- Set exercise: Pictures in the records should not be copied, but every other part must be repeated exactly.
— START Material for this exercise —
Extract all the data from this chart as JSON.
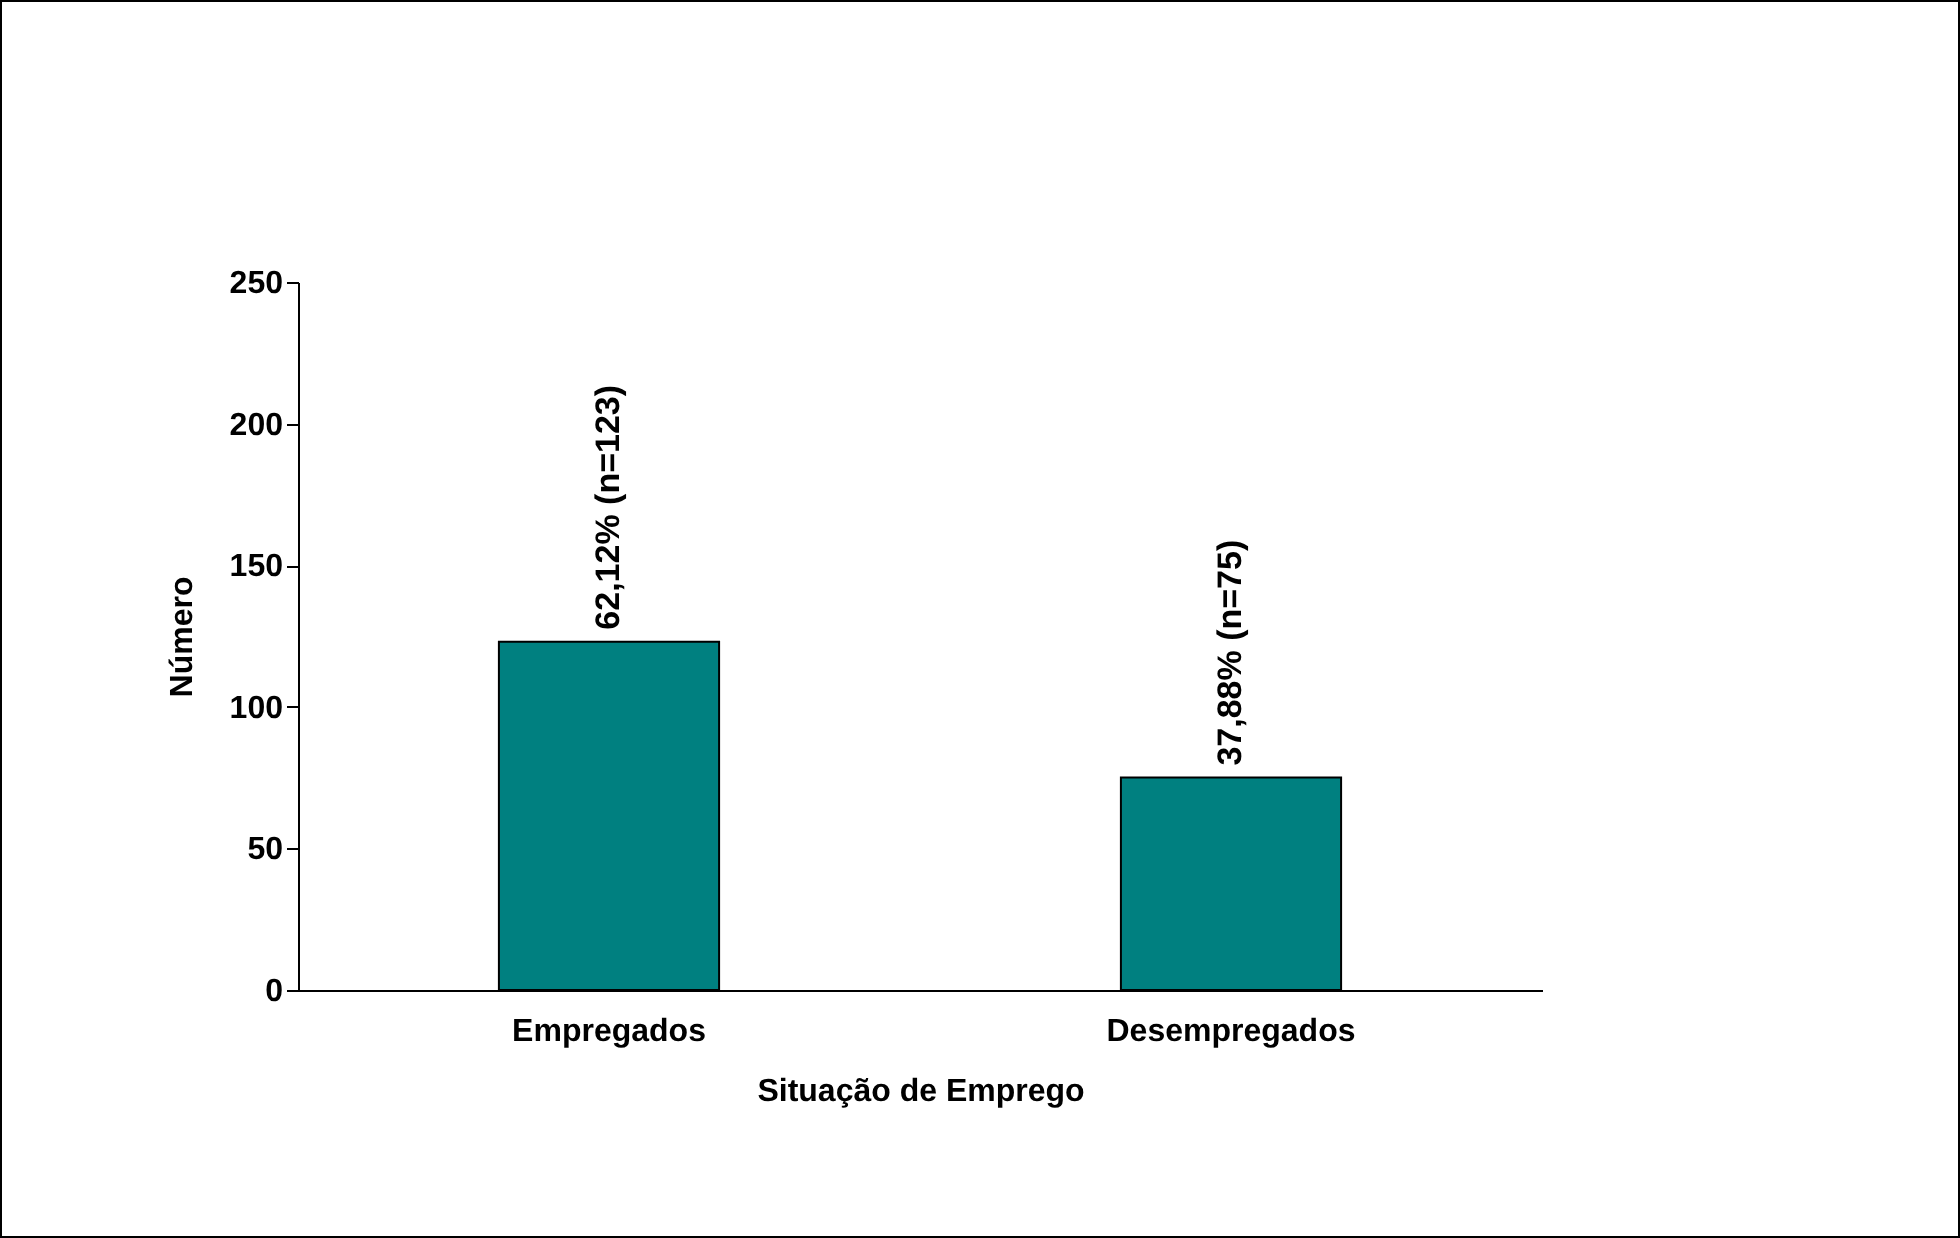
{
  "chart_data": {
    "type": "bar",
    "xlabel": "Situação de Emprego",
    "ylabel": "Número",
    "categories": [
      "Empregados",
      "Desempregados"
    ],
    "values": [
      123,
      75
    ],
    "value_labels": [
      "62,12% (n=123)",
      "37,88% (n=75)"
    ],
    "color": "#008080",
    "ylim": [
      0,
      250
    ],
    "yticks": [
      0,
      50,
      100,
      150,
      200,
      250
    ],
    "grid": false
  }
}
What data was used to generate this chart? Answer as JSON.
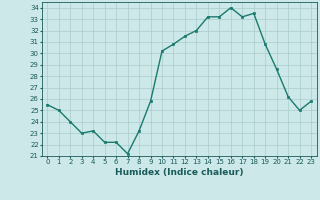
{
  "x": [
    0,
    1,
    2,
    3,
    4,
    5,
    6,
    7,
    8,
    9,
    10,
    11,
    12,
    13,
    14,
    15,
    16,
    17,
    18,
    19,
    20,
    21,
    22,
    23
  ],
  "y": [
    25.5,
    25.0,
    24.0,
    23.0,
    23.2,
    22.2,
    22.2,
    21.2,
    23.2,
    25.8,
    30.2,
    30.8,
    31.5,
    32.0,
    33.2,
    33.2,
    34.0,
    33.2,
    33.5,
    30.8,
    28.6,
    26.2,
    25.0,
    25.8
  ],
  "ylim": [
    21,
    34.5
  ],
  "yticks": [
    21,
    22,
    23,
    24,
    25,
    26,
    27,
    28,
    29,
    30,
    31,
    32,
    33,
    34
  ],
  "xlim": [
    -0.5,
    23.5
  ],
  "xticks": [
    0,
    1,
    2,
    3,
    4,
    5,
    6,
    7,
    8,
    9,
    10,
    11,
    12,
    13,
    14,
    15,
    16,
    17,
    18,
    19,
    20,
    21,
    22,
    23
  ],
  "xlabel": "Humidex (Indice chaleur)",
  "line_color": "#1a7a6e",
  "marker": "s",
  "marker_size": 2,
  "bg_color": "#cce8e8",
  "grid_color": "#aacccc",
  "text_color": "#1a5a5a",
  "line_width": 1.0,
  "tick_fontsize": 5.0,
  "xlabel_fontsize": 6.5
}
— END Material for this exercise —
- The answer:
Extract all the data from this chart as JSON.
{
  "chart_data": {
    "type": "bar",
    "xlabel": "Situação de Emprego",
    "ylabel": "Número",
    "categories": [
      "Empregados",
      "Desempregados"
    ],
    "values": [
      123,
      75
    ],
    "value_labels": [
      "62,12% (n=123)",
      "37,88% (n=75)"
    ],
    "color": "#008080",
    "ylim": [
      0,
      250
    ],
    "yticks": [
      0,
      50,
      100,
      150,
      200,
      250
    ],
    "grid": false
  }
}
What data was used to generate this chart? Answer as JSON.
{
  "x": [
    0,
    1,
    2,
    3,
    4,
    5,
    6,
    7,
    8,
    9,
    10,
    11,
    12,
    13,
    14,
    15,
    16,
    17,
    18,
    19,
    20,
    21,
    22,
    23
  ],
  "y": [
    25.5,
    25.0,
    24.0,
    23.0,
    23.2,
    22.2,
    22.2,
    21.2,
    23.2,
    25.8,
    30.2,
    30.8,
    31.5,
    32.0,
    33.2,
    33.2,
    34.0,
    33.2,
    33.5,
    30.8,
    28.6,
    26.2,
    25.0,
    25.8
  ],
  "ylim": [
    21,
    34.5
  ],
  "yticks": [
    21,
    22,
    23,
    24,
    25,
    26,
    27,
    28,
    29,
    30,
    31,
    32,
    33,
    34
  ],
  "xlim": [
    -0.5,
    23.5
  ],
  "xticks": [
    0,
    1,
    2,
    3,
    4,
    5,
    6,
    7,
    8,
    9,
    10,
    11,
    12,
    13,
    14,
    15,
    16,
    17,
    18,
    19,
    20,
    21,
    22,
    23
  ],
  "xlabel": "Humidex (Indice chaleur)",
  "line_color": "#1a7a6e",
  "marker": "s",
  "marker_size": 2,
  "bg_color": "#cce8e8",
  "grid_color": "#aacccc",
  "text_color": "#1a5a5a",
  "line_width": 1.0,
  "tick_fontsize": 5.0,
  "xlabel_fontsize": 6.5
}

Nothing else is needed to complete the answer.